PROBLEM TO SOLVE:
Where a line of the listing below includes the word "sincerely", reproduce that line.

Items from a dataset:
########

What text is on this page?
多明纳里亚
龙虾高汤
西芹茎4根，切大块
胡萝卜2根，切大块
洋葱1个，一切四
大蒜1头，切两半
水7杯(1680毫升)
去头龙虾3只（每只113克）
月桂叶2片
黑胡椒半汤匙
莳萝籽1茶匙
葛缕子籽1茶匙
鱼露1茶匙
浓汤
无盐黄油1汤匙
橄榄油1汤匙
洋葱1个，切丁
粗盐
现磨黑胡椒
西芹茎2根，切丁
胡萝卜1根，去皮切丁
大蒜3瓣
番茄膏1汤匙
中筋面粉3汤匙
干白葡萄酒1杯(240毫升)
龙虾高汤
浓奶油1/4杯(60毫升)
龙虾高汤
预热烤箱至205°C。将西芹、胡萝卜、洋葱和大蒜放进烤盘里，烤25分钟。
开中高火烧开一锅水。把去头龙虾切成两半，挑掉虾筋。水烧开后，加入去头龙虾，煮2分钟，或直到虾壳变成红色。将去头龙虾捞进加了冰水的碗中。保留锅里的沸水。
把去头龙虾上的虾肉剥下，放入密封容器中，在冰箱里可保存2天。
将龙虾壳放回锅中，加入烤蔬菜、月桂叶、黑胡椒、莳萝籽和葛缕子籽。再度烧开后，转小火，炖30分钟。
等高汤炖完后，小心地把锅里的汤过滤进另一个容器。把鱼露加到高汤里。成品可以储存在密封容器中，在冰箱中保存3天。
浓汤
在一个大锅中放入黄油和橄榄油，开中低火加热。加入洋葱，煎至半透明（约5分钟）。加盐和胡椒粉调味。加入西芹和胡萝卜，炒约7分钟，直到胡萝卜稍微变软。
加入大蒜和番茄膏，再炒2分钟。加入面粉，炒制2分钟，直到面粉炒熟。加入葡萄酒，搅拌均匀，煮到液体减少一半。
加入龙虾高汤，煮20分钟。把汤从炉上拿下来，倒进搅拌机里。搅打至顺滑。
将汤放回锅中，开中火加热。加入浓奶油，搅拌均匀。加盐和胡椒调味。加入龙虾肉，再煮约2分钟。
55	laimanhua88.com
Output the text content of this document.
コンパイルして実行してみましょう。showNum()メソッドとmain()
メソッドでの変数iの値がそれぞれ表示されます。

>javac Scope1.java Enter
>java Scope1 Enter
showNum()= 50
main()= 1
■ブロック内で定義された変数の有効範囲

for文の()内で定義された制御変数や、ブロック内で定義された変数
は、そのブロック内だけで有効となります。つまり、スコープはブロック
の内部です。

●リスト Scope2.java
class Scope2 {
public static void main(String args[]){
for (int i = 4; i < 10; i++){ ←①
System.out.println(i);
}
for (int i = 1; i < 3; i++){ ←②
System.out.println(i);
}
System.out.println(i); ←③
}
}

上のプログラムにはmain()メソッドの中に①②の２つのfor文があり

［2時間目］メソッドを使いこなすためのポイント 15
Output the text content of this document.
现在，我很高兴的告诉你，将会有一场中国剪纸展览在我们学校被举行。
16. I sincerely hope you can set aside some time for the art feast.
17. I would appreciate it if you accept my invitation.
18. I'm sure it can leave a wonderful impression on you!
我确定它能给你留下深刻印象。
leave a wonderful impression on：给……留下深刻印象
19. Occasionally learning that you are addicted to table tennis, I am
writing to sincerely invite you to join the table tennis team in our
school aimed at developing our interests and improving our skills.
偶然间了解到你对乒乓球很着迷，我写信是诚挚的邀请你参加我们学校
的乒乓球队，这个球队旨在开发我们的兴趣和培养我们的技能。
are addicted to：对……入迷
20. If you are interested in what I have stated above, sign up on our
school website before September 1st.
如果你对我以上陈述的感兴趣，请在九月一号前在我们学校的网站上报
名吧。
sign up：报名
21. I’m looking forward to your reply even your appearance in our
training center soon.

########

SOLUTION TO THIS TASK:
16. I sincerely hope you can set aside some time for the art feast.
writing to sincerely invite you to join the table tennis team in our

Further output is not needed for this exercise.